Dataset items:
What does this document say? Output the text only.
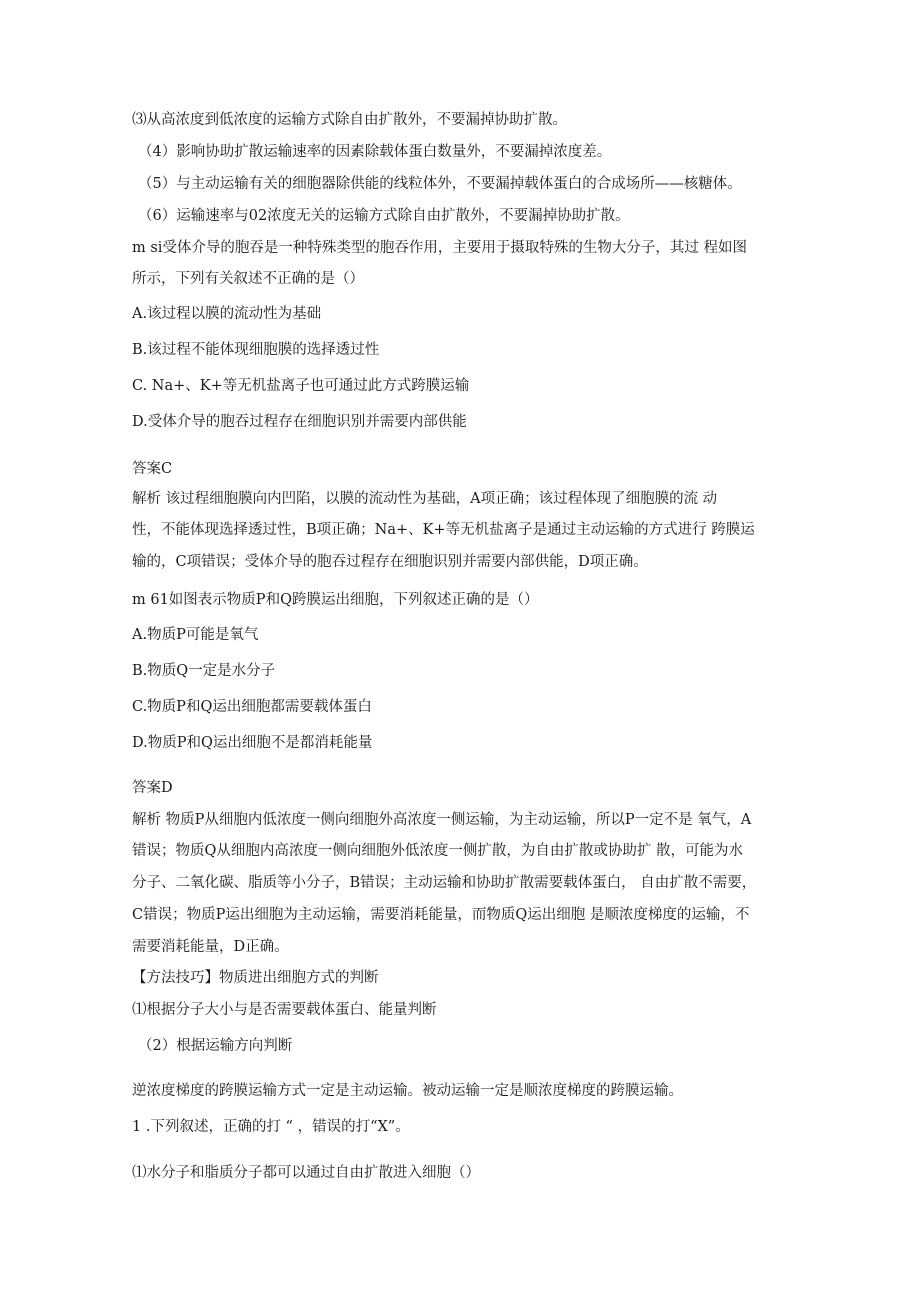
⑶从高浓度到低浓度的运输方式除自由扩散外，不要漏掉协助扩散。
（4）影响协助扩散运输速率的因素除载体蛋白数量外，不要漏掉浓度差。
（5）与主动运输有关的细胞器除供能的线粒体外，不要漏掉载体蛋白的合成场所——核糖体。
（6）运输速率与02浓度无关的运输方式除自由扩散外，不要漏掉协助扩散。
m si受体介导的胞吞是一种特殊类型的胞吞作用，主要用于摄取特殊的生物大分子，其过 程如图
所示，下列有关叙述不正确的是（）
A.该过程以膜的流动性为基础
B.该过程不能体现细胞膜的选择透过性
C. Na+、K+等无机盐离子也可通过此方式跨膜运输
D.受体介导的胞吞过程存在细胞识别并需要内部供能
答案C
解析 该过程细胞膜向内凹陷，以膜的流动性为基础，A项正确；该过程体现了细胞膜的流 动
性，不能体现选择透过性，B项正确；Na+、K+等无机盐离子是通过主动运输的方式进行 跨膜运
输的，C项错误；受体介导的胞吞过程存在细胞识别并需要内部供能，D项正确。
m 61如图表示物质P和Q跨膜运出细胞，下列叙述正确的是（）
A.物质P可能是氧气
B.物质Q一定是水分子
C.物质P和Q运出细胞都需要载体蛋白
D.物质P和Q运出细胞不是都消耗能量
答案D
解析 物质P从细胞内低浓度一侧向细胞外高浓度一侧运输，为主动运输，所以P一定不是 氧气，A
错误；物质Q从细胞内高浓度一侧向细胞外低浓度一侧扩散，为自由扩散或协助扩 散，可能为水
分子、二氧化碳、脂质等小分子，B错误；主动运输和协助扩散需要载体蛋白， 自由扩散不需要，
C错误；物质P运出细胞为主动运输，需要消耗能量，而物质Q运出细胞 是顺浓度梯度的运输，不
需要消耗能量，D正确。
【方法技巧】物质进出细胞方式的判断
⑴根据分子大小与是否需要载体蛋白、能量判断
（2）根据运输方向判断
逆浓度梯度的跨膜运输方式一定是主动运输。被动运输一定是顺浓度梯度的跨膜运输。
1 .下列叙述，正确的打 “ ，错误的打“X”。
⑴水分子和脂质分子都可以通过自由扩散进入细胞（）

(Task directions) Leave out the pictures and restate everything else word for word.

(Problem solution)
What does this document say? Output the text only.
⑶从高浓度到低浓度的运输方式除自由扩散外，不要漏掉协助扩散。
（4）影响协助扩散运输速率的因素除载体蛋白数量外，不要漏掉浓度差。
（5）与主动运输有关的细胞器除供能的线粒体外，不要漏掉载体蛋白的合成场所——核糖体。
（6）运输速率与02浓度无关的运输方式除自由扩散外，不要漏掉协助扩散。
m si受体介导的胞吞是一种特殊类型的胞吞作用，主要用于摄取特殊的生物大分子，其过 程如图
所示，下列有关叙述不正确的是（）
A.该过程以膜的流动性为基础
B.该过程不能体现细胞膜的选择透过性
C. Na+、K+等无机盐离子也可通过此方式跨膜运输
D.受体介导的胞吞过程存在细胞识别并需要内部供能
答案C
解析 该过程细胞膜向内凹陷，以膜的流动性为基础，A项正确；该过程体现了细胞膜的流 动
性，不能体现选择透过性，B项正确；Na+、K+等无机盐离子是通过主动运输的方式进行 跨膜运
输的，C项错误；受体介导的胞吞过程存在细胞识别并需要内部供能，D项正确。
m 61如图表示物质P和Q跨膜运出细胞，下列叙述正确的是（）
A.物质P可能是氧气
B.物质Q一定是水分子
C.物质P和Q运出细胞都需要载体蛋白
D.物质P和Q运出细胞不是都消耗能量
答案D
解析 物质P从细胞内低浓度一侧向细胞外高浓度一侧运输，为主动运输，所以P一定不是 氧气，A
错误；物质Q从细胞内高浓度一侧向细胞外低浓度一侧扩散，为自由扩散或协助扩 散，可能为水
分子、二氧化碳、脂质等小分子，B错误；主动运输和协助扩散需要载体蛋白， 自由扩散不需要，
C错误；物质P运出细胞为主动运输，需要消耗能量，而物质Q运出细胞 是顺浓度梯度的运输，不
需要消耗能量，D正确。
【方法技巧】物质进出细胞方式的判断
⑴根据分子大小与是否需要载体蛋白、能量判断
（2）根据运输方向判断
逆浓度梯度的跨膜运输方式一定是主动运输。被动运输一定是顺浓度梯度的跨膜运输。
1 .下列叙述，正确的打 “ ，错误的打“X”。
⑴水分子和脂质分子都可以通过自由扩散进入细胞（）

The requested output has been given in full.